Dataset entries
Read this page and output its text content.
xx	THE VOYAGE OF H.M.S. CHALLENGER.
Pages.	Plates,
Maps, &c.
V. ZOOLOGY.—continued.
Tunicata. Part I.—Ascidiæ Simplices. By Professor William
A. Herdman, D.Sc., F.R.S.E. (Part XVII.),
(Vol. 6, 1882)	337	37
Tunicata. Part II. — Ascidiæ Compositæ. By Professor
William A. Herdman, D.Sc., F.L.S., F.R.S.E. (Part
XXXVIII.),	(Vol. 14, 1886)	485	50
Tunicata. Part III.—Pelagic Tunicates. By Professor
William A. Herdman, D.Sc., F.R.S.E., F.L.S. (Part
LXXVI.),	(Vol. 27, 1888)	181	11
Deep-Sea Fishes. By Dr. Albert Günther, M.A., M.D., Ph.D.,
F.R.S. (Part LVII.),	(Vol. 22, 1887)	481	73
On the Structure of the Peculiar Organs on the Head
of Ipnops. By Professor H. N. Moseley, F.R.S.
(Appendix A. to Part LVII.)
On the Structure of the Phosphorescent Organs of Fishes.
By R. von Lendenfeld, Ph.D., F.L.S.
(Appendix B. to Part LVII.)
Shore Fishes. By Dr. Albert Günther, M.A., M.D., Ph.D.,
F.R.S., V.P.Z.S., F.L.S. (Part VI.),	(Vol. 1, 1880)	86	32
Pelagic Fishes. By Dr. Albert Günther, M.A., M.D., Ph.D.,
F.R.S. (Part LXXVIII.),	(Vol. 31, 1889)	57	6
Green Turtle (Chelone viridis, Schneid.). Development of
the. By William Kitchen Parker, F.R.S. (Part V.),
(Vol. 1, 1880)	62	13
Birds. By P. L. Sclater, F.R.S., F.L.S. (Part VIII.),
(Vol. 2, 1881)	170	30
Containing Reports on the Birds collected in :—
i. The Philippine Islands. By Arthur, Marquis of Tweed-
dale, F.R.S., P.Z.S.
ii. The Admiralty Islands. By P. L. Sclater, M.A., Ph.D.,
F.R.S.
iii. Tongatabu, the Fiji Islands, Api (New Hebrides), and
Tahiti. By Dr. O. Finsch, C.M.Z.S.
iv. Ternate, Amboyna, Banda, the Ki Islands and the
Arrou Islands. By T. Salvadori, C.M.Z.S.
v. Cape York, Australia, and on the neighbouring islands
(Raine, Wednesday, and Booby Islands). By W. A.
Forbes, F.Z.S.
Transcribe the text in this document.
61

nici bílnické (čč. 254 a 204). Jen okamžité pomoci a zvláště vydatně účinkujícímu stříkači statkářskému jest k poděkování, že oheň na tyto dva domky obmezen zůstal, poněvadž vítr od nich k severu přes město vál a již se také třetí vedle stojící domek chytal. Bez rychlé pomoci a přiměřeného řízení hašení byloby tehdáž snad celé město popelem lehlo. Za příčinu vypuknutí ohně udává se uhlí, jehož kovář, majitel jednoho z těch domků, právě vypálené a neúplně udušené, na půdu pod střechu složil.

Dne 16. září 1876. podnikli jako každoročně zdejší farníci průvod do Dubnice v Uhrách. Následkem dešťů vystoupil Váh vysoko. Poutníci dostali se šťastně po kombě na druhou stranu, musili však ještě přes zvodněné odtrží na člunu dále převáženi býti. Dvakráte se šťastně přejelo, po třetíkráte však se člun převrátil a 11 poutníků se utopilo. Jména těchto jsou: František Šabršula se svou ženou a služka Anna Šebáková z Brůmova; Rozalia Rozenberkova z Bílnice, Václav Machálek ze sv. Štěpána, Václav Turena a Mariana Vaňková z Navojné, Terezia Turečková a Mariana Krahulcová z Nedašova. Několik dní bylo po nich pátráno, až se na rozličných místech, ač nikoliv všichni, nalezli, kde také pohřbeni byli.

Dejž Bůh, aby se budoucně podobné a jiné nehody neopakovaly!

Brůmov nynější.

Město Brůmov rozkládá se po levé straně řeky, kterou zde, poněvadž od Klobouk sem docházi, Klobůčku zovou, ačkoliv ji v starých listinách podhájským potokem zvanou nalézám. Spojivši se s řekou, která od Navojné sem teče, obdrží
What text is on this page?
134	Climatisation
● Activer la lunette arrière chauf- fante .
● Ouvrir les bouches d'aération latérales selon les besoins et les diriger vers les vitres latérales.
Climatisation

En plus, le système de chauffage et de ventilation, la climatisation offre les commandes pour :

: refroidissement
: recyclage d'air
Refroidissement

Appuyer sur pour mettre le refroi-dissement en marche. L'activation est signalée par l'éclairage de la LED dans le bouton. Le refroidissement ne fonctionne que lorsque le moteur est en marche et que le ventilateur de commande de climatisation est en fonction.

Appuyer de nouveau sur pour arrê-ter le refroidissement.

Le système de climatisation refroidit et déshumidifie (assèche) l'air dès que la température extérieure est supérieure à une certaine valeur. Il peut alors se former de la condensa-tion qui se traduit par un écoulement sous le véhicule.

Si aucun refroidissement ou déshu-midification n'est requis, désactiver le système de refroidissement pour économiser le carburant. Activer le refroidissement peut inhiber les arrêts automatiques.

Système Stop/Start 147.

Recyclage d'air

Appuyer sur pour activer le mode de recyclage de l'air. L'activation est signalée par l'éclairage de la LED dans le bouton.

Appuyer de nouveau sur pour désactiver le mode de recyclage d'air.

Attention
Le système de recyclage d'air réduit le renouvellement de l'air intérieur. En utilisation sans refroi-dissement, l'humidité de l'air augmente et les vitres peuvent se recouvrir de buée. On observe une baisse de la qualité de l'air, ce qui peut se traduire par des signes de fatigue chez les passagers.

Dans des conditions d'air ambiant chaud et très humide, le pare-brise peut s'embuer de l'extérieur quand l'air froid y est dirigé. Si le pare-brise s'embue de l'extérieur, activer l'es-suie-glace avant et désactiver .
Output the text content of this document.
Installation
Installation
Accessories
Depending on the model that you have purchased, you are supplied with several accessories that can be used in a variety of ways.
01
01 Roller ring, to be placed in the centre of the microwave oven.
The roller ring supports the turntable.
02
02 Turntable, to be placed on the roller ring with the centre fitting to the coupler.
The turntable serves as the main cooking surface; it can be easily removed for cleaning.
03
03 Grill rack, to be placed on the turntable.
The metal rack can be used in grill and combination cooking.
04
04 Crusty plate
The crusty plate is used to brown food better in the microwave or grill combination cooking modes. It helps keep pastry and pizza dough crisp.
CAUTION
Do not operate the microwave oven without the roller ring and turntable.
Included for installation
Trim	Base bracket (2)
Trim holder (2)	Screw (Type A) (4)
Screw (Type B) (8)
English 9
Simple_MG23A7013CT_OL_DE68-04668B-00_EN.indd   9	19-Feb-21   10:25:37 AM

### The task
Print the material above once more, exactly.

### Task solution
Read this page and output its text content.
xx	THE VOYAGE OF H.M.S. CHALLENGER.
Pages.	Plates,
Maps, &c.
V. ZOOLOGY.—continued.
Tunicata. Part I.—Ascidiæ Simplices. By Professor William
A. Herdman, D.Sc., F.R.S.E. (Part XVII.),
(Vol. 6, 1882)	337	37
Tunicata. Part II. — Ascidiæ Compositæ. By Professor
William A. Herdman, D.Sc., F.L.S., F.R.S.E. (Part
XXXVIII.),	(Vol. 14, 1886)	485	50
Tunicata. Part III.—Pelagic Tunicates. By Professor
William A. Herdman, D.Sc., F.R.S.E., F.L.S. (Part
LXXVI.),	(Vol. 27, 1888)	181	11
Deep-Sea Fishes. By Dr. Albert Günther, M.A., M.D., Ph.D.,
F.R.S. (Part LVII.),	(Vol. 22, 1887)	481	73
On the Structure of the Peculiar Organs on the Head
of Ipnops. By Professor H. N. Moseley, F.R.S.
(Appendix A. to Part LVII.)
On the Structure of the Phosphorescent Organs of Fishes.
By R. von Lendenfeld, Ph.D., F.L.S.
(Appendix B. to Part LVII.)
Shore Fishes. By Dr. Albert Günther, M.A., M.D., Ph.D.,
F.R.S., V.P.Z.S., F.L.S. (Part VI.),	(Vol. 1, 1880)	86	32
Pelagic Fishes. By Dr. Albert Günther, M.A., M.D., Ph.D.,
F.R.S. (Part LXXVIII.),	(Vol. 31, 1889)	57	6
Green Turtle (Chelone viridis, Schneid.). Development of
the. By William Kitchen Parker, F.R.S. (Part V.),
(Vol. 1, 1880)	62	13
Birds. By P. L. Sclater, F.R.S., F.L.S. (Part VIII.),
(Vol. 2, 1881)	170	30
Containing Reports on the Birds collected in :—
i. The Philippine Islands. By Arthur, Marquis of Tweed-
dale, F.R.S., P.Z.S.
ii. The Admiralty Islands. By P. L. Sclater, M.A., Ph.D.,
F.R.S.
iii. Tongatabu, the Fiji Islands, Api (New Hebrides), and
Tahiti. By Dr. O. Finsch, C.M.Z.S.
iv. Ternate, Amboyna, Banda, the Ki Islands and the
Arrou Islands. By T. Salvadori, C.M.Z.S.
v. Cape York, Australia, and on the neighbouring islands
(Raine, Wednesday, and Booby Islands). By W. A.
Forbes, F.Z.S.
Transcribe the text in this document.
61

nici bílnické (čč. 254 a 204). Jen okamžité pomoci a zvláště vydatně účinkujícímu stříkači statkářskému jest k poděkování, že oheň na tyto dva domky obmezen zůstal, poněvadž vítr od nich k severu přes město vál a již se také třetí vedle stojící domek chytal. Bez rychlé pomoci a přiměřeného řízení hašení byloby tehdáž snad celé město popelem lehlo. Za příčinu vypuknutí ohně udává se uhlí, jehož kovář, majitel jednoho z těch domků, právě vypálené a neúplně udušené, na půdu pod střechu složil.

Dne 16. září 1876. podnikli jako každoročně zdejší farníci průvod do Dubnice v Uhrách. Následkem dešťů vystoupil Váh vysoko. Poutníci dostali se šťastně po kombě na druhou stranu, musili však ještě přes zvodněné odtrží na člunu dále převáženi býti. Dvakráte se šťastně přejelo, po třetíkráte však se člun převrátil a 11 poutníků se utopilo. Jména těchto jsou: František Šabršula se svou ženou a služka Anna Šebáková z Brůmova; Rozalia Rozenberkova z Bílnice, Václav Machálek ze sv. Štěpána, Václav Turena a Mariana Vaňková z Navojné, Terezia Turečková a Mariana Krahulcová z Nedašova. Několik dní bylo po nich pátráno, až se na rozličných místech, ač nikoliv všichni, nalezli, kde také pohřbeni byli.

Dejž Bůh, aby se budoucně podobné a jiné nehody neopakovaly!

Brůmov nynější.

Město Brůmov rozkládá se po levé straně řeky, kterou zde, poněvadž od Klobouk sem docházi, Klobůčku zovou, ačkoliv ji v starých listinách podhájským potokem zvanou nalézám. Spojivši se s řekou, která od Navojné sem teče, obdrží
What text is on this page?
134	Climatisation
● Activer la lunette arrière chauf- fante .
● Ouvrir les bouches d'aération latérales selon les besoins et les diriger vers les vitres latérales.
Climatisation

En plus, le système de chauffage et de ventilation, la climatisation offre les commandes pour :

: refroidissement
: recyclage d'air
Refroidissement

Appuyer sur pour mettre le refroi-dissement en marche. L'activation est signalée par l'éclairage de la LED dans le bouton. Le refroidissement ne fonctionne que lorsque le moteur est en marche et que le ventilateur de commande de climatisation est en fonction.

Appuyer de nouveau sur pour arrê-ter le refroidissement.

Le système de climatisation refroidit et déshumidifie (assèche) l'air dès que la température extérieure est supérieure à une certaine valeur. Il peut alors se former de la condensa-tion qui se traduit par un écoulement sous le véhicule.

Si aucun refroidissement ou déshu-midification n'est requis, désactiver le système de refroidissement pour économiser le carburant. Activer le refroidissement peut inhiber les arrêts automatiques.

Système Stop/Start 147.

Recyclage d'air

Appuyer sur pour activer le mode de recyclage de l'air. L'activation est signalée par l'éclairage de la LED dans le bouton.

Appuyer de nouveau sur pour désactiver le mode de recyclage d'air.

Attention
Le système de recyclage d'air réduit le renouvellement de l'air intérieur. En utilisation sans refroi-dissement, l'humidité de l'air augmente et les vitres peuvent se recouvrir de buée. On observe une baisse de la qualité de l'air, ce qui peut se traduire par des signes de fatigue chez les passagers.

Dans des conditions d'air ambiant chaud et très humide, le pare-brise peut s'embuer de l'extérieur quand l'air froid y est dirigé. Si le pare-brise s'embue de l'extérieur, activer l'es-suie-glace avant et désactiver .
Output the text content of this document.
Installation
Installation
Accessories
Depending on the model that you have purchased, you are supplied with several accessories that can be used in a variety of ways.
01
01 Roller ring, to be placed in the centre of the microwave oven.
The roller ring supports the turntable.
02
02 Turntable, to be placed on the roller ring with the centre fitting to the coupler.
The turntable serves as the main cooking surface; it can be easily removed for cleaning.
03
03 Grill rack, to be placed on the turntable.
The metal rack can be used in grill and combination cooking.
04
04 Crusty plate
The crusty plate is used to brown food better in the microwave or grill combination cooking modes. It helps keep pastry and pizza dough crisp.
CAUTION
Do not operate the microwave oven without the roller ring and turntable.
Included for installation
Trim	Base bracket (2)
Trim holder (2)	Screw (Type A) (4)
Screw (Type B) (8)
English 9
Simple_MG23A7013CT_OL_DE68-04668B-00_EN.indd   9	19-Feb-21   10:25:37 AM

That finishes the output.